Return the entries verbatim and drop every picture.

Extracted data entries
>> Start

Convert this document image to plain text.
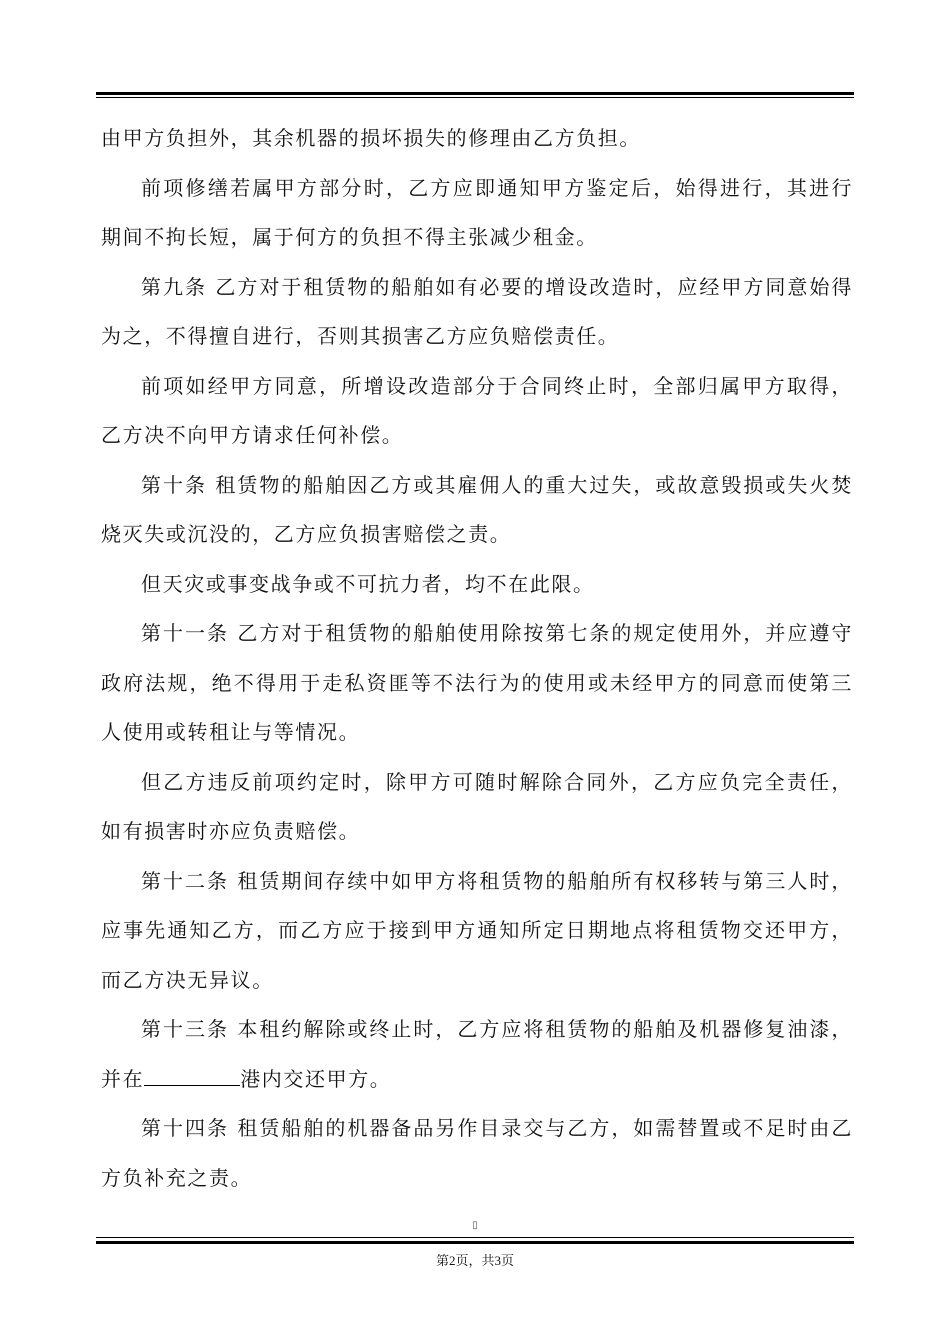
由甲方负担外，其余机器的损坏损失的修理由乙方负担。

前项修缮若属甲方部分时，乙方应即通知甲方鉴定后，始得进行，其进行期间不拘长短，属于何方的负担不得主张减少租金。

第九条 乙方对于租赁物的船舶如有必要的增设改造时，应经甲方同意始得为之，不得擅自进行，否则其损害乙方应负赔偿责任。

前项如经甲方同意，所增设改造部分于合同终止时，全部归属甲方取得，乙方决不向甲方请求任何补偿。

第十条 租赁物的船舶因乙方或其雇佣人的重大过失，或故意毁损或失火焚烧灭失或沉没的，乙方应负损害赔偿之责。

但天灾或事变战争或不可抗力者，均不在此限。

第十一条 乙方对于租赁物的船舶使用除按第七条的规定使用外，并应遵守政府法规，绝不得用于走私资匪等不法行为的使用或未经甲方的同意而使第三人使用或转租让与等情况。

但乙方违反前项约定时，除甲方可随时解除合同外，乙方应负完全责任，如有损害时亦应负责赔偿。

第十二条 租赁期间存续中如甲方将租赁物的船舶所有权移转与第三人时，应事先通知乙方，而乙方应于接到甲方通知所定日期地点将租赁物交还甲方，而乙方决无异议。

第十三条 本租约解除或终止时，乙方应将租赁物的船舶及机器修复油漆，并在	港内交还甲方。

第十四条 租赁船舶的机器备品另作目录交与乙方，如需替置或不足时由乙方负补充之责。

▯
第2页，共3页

>> End

**EXERCISE RESPONSE**
Convert this document image to plain text.
由甲方负担外，其余机器的损坏损失的修理由乙方负担。

前项修缮若属甲方部分时，乙方应即通知甲方鉴定后，始得进行，其进行期间不拘长短，属于何方的负担不得主张减少租金。

第九条 乙方对于租赁物的船舶如有必要的增设改造时，应经甲方同意始得为之，不得擅自进行，否则其损害乙方应负赔偿责任。

前项如经甲方同意，所增设改造部分于合同终止时，全部归属甲方取得，乙方决不向甲方请求任何补偿。

第十条 租赁物的船舶因乙方或其雇佣人的重大过失，或故意毁损或失火焚烧灭失或沉没的，乙方应负损害赔偿之责。

但天灾或事变战争或不可抗力者，均不在此限。

第十一条 乙方对于租赁物的船舶使用除按第七条的规定使用外，并应遵守政府法规，绝不得用于走私资匪等不法行为的使用或未经甲方的同意而使第三人使用或转租让与等情况。

但乙方违反前项约定时，除甲方可随时解除合同外，乙方应负完全责任，如有损害时亦应负责赔偿。

第十二条 租赁期间存续中如甲方将租赁物的船舶所有权移转与第三人时，应事先通知乙方，而乙方应于接到甲方通知所定日期地点将租赁物交还甲方，而乙方决无异议。

第十三条 本租约解除或终止时，乙方应将租赁物的船舶及机器修复油漆，并在	港内交还甲方。

第十四条 租赁船舶的机器备品另作目录交与乙方，如需替置或不足时由乙方负补充之责。

▯
第2页，共3页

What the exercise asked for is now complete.